JOB — Lines containing the string "ylabel" are to be counted. Write only how many there are.

(Figure content listings)
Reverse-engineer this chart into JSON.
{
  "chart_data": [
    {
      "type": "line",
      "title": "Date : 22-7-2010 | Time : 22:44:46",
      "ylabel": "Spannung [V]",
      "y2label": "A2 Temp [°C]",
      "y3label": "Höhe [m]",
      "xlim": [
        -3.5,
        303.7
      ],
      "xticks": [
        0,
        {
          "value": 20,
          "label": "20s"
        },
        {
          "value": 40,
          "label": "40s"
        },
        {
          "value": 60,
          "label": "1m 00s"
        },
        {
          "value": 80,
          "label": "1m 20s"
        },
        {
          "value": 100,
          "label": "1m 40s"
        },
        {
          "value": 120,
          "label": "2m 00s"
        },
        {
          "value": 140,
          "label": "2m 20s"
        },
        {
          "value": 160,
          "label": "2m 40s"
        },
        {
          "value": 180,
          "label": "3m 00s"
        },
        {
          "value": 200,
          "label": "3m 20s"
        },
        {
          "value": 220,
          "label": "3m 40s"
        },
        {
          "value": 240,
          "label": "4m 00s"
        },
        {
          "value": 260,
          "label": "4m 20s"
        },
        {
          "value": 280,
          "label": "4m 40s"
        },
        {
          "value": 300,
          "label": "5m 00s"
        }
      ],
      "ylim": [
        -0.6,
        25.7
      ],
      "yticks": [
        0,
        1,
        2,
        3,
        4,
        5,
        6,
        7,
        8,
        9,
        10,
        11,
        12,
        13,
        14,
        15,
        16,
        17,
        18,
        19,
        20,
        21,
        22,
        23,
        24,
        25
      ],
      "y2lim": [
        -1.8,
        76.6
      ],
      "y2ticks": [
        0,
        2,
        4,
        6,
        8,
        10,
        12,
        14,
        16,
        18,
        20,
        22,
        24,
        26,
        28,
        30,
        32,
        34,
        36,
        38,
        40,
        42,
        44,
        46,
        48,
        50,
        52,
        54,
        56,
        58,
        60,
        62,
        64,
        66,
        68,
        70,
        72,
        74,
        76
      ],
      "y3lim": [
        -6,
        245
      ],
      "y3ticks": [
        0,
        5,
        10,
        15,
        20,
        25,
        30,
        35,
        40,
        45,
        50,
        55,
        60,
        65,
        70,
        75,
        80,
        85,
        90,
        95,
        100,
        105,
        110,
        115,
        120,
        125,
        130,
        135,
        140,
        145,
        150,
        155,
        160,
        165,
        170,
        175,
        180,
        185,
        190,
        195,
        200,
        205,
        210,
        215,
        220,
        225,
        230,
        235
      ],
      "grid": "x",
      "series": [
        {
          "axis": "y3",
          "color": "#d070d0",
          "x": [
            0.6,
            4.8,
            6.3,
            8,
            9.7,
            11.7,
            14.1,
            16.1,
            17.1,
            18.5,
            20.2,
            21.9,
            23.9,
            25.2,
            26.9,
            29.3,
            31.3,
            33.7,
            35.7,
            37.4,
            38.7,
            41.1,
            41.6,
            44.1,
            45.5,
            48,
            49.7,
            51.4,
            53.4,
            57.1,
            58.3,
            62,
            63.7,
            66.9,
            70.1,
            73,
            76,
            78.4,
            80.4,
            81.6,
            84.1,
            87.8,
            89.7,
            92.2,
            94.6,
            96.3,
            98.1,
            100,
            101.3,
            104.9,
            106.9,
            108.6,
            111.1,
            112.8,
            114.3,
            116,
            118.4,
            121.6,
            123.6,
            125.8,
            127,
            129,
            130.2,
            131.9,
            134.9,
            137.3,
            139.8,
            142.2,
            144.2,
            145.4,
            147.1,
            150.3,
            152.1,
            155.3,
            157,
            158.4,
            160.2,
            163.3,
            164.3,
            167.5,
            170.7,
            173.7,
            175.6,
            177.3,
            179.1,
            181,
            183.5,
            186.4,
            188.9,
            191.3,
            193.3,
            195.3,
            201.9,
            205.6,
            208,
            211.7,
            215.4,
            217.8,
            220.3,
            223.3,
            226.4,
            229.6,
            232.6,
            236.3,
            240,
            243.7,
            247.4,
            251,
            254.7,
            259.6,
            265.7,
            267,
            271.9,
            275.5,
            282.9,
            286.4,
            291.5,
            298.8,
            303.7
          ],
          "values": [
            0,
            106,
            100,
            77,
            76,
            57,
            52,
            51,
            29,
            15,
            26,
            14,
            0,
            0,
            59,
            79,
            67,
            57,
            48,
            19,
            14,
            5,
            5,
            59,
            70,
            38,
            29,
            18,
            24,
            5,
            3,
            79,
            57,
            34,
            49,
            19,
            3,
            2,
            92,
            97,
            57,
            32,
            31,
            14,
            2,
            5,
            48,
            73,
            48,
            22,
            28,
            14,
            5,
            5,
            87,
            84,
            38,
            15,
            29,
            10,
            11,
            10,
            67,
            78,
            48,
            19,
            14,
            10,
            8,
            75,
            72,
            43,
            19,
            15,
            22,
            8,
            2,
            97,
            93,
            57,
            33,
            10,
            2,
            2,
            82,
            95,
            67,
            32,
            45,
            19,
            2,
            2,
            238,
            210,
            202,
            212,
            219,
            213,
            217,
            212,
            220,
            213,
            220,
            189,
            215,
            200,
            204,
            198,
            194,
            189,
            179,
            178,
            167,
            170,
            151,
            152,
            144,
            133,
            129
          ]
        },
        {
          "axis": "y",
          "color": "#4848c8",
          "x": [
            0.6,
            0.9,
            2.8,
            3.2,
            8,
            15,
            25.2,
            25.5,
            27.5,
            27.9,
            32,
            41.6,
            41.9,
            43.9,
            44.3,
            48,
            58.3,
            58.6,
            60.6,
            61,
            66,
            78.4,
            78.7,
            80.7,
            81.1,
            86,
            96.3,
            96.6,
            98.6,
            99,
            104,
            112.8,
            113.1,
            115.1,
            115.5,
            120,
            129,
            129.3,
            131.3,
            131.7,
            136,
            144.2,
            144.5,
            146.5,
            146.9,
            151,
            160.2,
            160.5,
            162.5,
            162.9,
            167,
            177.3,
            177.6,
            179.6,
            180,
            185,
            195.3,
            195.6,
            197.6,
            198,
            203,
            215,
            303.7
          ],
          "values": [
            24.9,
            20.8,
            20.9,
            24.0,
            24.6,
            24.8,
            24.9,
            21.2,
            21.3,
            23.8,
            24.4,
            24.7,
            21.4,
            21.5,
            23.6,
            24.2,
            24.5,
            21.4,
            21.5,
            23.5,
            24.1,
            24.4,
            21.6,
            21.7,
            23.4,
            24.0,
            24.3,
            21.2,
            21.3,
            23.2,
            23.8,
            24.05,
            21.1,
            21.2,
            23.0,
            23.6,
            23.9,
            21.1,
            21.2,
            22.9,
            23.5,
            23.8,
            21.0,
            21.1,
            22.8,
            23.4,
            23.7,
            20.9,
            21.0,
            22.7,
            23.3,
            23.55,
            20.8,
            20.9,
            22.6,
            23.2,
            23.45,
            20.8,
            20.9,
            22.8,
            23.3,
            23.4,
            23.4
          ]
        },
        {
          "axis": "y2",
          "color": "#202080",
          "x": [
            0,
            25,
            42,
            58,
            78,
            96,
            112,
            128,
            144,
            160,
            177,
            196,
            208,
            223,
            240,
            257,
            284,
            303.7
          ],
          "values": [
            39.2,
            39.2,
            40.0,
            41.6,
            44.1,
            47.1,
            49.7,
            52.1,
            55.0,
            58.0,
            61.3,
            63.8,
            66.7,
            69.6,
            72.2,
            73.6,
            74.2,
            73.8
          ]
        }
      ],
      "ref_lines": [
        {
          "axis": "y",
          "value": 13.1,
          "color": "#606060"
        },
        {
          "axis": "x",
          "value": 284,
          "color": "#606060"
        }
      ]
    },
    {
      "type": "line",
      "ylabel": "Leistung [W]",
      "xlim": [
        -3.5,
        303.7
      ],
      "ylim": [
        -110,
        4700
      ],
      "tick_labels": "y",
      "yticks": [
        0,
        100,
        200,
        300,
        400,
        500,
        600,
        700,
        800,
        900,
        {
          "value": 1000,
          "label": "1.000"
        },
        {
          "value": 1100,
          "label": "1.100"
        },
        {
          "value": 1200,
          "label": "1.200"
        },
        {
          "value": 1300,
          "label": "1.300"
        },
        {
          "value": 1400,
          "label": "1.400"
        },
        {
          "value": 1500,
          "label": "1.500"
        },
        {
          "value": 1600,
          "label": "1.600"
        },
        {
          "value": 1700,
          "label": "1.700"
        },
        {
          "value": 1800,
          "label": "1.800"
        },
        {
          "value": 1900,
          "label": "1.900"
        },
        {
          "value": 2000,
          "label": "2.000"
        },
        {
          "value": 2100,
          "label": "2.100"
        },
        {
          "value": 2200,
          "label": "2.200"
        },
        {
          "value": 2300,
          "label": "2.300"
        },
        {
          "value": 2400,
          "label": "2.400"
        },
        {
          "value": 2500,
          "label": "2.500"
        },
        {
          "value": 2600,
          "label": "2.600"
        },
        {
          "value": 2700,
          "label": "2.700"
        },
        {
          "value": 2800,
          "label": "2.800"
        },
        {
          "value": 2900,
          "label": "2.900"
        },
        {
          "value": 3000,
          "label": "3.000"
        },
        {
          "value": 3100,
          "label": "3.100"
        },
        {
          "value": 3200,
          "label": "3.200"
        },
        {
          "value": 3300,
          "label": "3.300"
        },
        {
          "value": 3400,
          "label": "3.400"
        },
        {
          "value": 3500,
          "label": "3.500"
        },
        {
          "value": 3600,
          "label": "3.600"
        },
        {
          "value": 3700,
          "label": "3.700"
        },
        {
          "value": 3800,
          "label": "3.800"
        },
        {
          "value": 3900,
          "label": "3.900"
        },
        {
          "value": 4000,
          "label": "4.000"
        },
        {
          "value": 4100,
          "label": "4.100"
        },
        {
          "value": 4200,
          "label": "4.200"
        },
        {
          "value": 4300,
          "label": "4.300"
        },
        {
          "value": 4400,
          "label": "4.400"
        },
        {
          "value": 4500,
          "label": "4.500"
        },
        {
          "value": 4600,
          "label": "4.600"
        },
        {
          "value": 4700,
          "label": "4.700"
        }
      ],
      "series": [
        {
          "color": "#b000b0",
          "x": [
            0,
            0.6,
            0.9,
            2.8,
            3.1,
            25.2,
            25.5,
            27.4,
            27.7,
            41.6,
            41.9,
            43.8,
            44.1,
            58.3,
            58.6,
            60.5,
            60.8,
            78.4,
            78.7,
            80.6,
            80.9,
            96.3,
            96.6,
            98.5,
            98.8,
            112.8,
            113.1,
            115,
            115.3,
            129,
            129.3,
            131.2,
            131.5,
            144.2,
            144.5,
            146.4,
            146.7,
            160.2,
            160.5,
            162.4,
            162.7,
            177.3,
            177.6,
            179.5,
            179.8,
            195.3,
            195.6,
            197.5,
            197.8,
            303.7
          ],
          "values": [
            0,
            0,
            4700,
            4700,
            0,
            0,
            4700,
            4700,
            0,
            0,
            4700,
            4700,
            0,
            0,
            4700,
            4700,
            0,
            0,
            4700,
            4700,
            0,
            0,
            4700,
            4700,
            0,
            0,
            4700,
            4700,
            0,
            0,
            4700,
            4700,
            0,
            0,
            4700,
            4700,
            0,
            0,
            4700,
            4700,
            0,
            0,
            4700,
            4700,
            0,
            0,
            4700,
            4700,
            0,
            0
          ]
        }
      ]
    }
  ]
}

RESPONSE TO THIS EXERCISE — 2